__TASK INPUTS__
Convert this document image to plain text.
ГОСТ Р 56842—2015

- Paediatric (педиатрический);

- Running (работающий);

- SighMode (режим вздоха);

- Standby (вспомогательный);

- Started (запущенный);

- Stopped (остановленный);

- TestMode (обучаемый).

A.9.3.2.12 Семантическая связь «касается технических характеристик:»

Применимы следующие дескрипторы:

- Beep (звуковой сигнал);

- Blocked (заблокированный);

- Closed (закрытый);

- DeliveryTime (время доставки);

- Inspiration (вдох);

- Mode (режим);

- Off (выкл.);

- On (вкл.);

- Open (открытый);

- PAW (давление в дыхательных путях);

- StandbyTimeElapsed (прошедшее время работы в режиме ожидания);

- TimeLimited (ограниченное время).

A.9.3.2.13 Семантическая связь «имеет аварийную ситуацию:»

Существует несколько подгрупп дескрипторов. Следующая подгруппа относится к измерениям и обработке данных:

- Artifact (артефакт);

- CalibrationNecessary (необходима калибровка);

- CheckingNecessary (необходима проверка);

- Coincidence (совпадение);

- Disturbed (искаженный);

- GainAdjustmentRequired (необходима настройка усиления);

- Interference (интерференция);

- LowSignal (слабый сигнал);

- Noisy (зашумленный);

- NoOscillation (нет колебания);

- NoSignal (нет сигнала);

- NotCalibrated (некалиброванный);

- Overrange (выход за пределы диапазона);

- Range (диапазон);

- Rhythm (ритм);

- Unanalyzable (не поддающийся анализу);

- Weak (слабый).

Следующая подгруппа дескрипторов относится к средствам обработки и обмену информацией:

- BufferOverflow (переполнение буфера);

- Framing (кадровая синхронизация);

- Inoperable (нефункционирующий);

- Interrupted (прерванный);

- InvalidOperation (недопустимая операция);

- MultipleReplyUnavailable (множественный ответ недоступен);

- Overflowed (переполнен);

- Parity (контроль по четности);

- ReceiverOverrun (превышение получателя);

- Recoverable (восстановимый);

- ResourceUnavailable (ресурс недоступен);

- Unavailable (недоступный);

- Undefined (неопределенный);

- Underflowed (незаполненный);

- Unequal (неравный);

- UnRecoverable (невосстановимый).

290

__WORK TO DO__
Search the data for the string "подгруппа". List each line that has it.

__ANSWER TO THIS EXERCISE__
Существует несколько подгрупп дескрипторов. Следующая подгруппа относится к измерениям и обработке данных:
Следующая подгруппа дескрипторов относится к средствам обработки и обмену информацией:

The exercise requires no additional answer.